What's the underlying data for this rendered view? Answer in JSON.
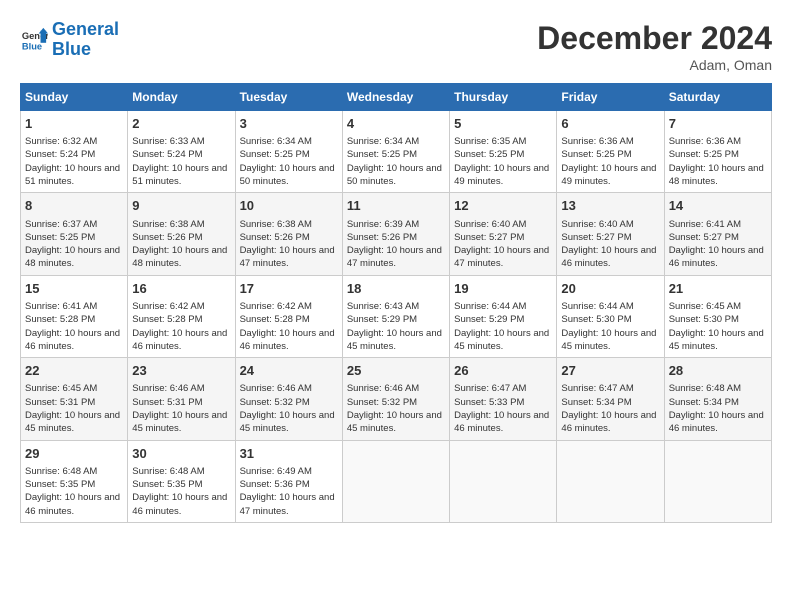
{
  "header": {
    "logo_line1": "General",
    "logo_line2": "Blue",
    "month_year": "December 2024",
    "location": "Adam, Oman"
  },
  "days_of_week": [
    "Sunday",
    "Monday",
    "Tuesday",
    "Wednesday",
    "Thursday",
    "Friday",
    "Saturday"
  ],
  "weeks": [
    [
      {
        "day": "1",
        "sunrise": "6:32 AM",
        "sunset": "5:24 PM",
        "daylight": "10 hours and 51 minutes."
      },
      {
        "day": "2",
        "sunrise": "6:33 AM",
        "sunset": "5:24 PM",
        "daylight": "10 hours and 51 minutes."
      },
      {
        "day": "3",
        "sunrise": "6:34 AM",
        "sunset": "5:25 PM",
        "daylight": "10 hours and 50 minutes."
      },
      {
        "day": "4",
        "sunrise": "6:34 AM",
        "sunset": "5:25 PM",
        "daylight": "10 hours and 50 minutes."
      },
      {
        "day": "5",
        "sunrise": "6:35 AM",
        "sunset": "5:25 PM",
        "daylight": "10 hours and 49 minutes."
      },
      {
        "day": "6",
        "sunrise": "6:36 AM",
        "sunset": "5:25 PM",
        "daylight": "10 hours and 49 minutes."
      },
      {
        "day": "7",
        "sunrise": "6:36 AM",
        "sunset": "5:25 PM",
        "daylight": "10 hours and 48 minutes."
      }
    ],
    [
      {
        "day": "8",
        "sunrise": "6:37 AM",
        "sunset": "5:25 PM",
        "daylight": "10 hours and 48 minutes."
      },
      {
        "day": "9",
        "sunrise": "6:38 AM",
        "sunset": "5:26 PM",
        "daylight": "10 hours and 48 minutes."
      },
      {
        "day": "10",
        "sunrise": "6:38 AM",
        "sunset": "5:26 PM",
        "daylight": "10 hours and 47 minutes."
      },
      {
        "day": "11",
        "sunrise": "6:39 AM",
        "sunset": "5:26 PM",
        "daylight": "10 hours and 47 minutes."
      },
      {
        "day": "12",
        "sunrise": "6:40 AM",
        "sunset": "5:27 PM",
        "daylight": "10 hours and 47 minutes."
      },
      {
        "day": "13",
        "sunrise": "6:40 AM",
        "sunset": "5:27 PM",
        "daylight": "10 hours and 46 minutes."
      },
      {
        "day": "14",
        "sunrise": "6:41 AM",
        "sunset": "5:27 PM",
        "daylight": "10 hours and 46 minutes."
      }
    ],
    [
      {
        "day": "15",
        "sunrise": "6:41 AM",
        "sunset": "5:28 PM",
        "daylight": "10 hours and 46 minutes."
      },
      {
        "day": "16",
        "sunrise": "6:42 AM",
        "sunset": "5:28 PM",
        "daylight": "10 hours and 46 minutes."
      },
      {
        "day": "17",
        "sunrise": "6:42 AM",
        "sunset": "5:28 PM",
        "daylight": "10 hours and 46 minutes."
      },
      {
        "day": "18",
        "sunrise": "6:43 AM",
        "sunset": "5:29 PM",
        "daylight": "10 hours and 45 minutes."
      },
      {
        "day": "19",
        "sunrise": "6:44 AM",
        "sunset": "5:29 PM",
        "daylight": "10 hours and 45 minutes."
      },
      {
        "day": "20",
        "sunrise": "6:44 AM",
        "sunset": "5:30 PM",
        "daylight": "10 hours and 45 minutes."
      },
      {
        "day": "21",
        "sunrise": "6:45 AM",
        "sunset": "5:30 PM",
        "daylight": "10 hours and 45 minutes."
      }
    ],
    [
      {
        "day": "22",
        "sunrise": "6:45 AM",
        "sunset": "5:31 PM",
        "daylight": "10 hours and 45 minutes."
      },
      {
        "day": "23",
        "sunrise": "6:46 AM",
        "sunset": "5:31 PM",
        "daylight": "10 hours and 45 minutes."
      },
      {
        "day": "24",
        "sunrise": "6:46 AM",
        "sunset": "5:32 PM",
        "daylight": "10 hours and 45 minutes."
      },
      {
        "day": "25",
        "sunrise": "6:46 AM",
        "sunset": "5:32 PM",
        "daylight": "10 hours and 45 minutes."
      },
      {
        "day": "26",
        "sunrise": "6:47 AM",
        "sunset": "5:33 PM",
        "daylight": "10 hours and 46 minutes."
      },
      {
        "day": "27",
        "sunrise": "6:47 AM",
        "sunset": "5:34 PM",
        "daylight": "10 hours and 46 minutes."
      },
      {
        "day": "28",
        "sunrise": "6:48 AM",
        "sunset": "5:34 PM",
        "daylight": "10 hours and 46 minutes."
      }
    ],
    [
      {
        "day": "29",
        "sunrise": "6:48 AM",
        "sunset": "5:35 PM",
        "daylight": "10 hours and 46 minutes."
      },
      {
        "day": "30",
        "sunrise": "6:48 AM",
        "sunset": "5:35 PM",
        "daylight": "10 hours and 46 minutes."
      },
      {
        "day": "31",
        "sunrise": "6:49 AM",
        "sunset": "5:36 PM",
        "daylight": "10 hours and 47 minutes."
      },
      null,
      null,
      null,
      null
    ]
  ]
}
--
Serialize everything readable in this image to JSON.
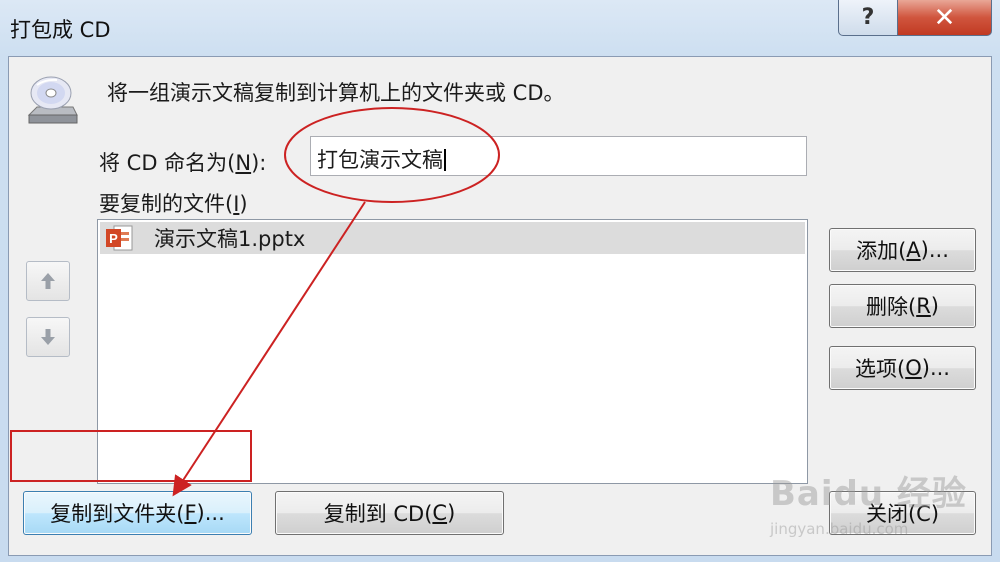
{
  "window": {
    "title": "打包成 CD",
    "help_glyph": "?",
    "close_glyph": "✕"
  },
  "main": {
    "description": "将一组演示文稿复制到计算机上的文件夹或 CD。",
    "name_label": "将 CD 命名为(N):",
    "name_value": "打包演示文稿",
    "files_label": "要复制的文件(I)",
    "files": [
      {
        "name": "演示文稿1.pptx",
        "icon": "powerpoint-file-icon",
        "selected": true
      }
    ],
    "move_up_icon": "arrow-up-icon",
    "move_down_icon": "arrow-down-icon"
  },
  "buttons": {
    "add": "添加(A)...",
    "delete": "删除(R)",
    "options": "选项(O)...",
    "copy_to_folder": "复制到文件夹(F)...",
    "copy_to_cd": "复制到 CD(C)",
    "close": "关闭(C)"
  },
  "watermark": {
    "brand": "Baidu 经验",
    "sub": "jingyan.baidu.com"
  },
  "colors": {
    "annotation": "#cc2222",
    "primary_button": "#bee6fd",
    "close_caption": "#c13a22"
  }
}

* _EXERCISE OBJECTIVE_: Return, from the data, each line that has the word "icon" in it.

* _ANSWER TO THIS PROBLEM_:
        "icon": "powerpoint-file-icon",
    "move_up_icon": "arrow-up-icon",
    "move_down_icon": "arrow-down-icon"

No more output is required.